◆ STATED PROBLEM ◆
Will you quote only the lines starting at the one that contains "Convert this screenshot" and ending with the last line of the listing below, inclusive?
— start of INPUT MATERIAL —
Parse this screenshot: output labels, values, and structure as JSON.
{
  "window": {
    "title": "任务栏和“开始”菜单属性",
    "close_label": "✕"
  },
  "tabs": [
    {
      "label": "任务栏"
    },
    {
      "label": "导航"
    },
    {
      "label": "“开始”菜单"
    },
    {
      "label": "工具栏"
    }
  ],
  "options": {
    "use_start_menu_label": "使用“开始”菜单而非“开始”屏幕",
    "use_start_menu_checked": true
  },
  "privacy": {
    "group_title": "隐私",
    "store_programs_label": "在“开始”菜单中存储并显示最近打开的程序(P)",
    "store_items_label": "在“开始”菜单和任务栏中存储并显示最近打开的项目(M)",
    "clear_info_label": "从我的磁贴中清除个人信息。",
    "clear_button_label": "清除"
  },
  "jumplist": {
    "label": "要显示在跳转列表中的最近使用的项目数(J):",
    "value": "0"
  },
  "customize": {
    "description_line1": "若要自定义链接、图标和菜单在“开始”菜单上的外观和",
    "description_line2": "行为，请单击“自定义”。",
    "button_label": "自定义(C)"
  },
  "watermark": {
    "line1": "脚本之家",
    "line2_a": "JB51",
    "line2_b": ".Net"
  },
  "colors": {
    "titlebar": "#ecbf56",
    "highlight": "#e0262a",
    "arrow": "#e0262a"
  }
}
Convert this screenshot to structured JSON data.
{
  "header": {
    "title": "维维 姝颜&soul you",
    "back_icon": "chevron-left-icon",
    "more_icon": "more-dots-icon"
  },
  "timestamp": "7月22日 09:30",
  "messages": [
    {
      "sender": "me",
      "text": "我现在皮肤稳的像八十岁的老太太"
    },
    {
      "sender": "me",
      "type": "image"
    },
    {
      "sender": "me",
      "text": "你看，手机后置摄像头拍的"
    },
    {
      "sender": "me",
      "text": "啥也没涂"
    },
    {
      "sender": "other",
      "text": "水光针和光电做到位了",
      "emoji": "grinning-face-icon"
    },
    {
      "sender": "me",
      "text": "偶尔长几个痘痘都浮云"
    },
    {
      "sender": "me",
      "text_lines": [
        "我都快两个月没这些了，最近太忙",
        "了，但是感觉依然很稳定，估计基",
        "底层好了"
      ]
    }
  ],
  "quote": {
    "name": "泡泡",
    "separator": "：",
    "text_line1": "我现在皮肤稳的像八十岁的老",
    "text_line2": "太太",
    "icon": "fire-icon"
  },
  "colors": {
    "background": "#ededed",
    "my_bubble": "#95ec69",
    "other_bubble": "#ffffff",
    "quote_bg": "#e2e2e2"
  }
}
— end of INPUT MATERIAL —
◆ OUTPUT FOR THIS TASK ◆
Convert this screenshot to structured JSON data.
{
  "header": {
    "title": "维维 姝颜&soul you",
    "back_icon": "chevron-left-icon",
    "more_icon": "more-dots-icon"
  },
  "timestamp": "7月22日 09:30",
  "messages": [
    {
      "sender": "me",
      "text": "我现在皮肤稳的像八十岁的老太太"
    },
    {
      "sender": "me",
      "type": "image"
    },
    {
      "sender": "me",
      "text": "你看，手机后置摄像头拍的"
    },
    {
      "sender": "me",
      "text": "啥也没涂"
    },
    {
      "sender": "other",
      "text": "水光针和光电做到位了",
      "emoji": "grinning-face-icon"
    },
    {
      "sender": "me",
      "text": "偶尔长几个痘痘都浮云"
    },
    {
      "sender": "me",
      "text_lines": [
        "我都快两个月没这些了，最近太忙",
        "了，但是感觉依然很稳定，估计基",
        "底层好了"
      ]
    }
  ],
  "quote": {
    "name": "泡泡",
    "separator": "：",
    "text_line1": "我现在皮肤稳的像八十岁的老",
    "text_line2": "太太",
    "icon": "fire-icon"
  },
  "colors": {
    "background": "#ededed",
    "my_bubble": "#95ec69",
    "other_bubble": "#ffffff",
    "quote_bg": "#e2e2e2"
  }
}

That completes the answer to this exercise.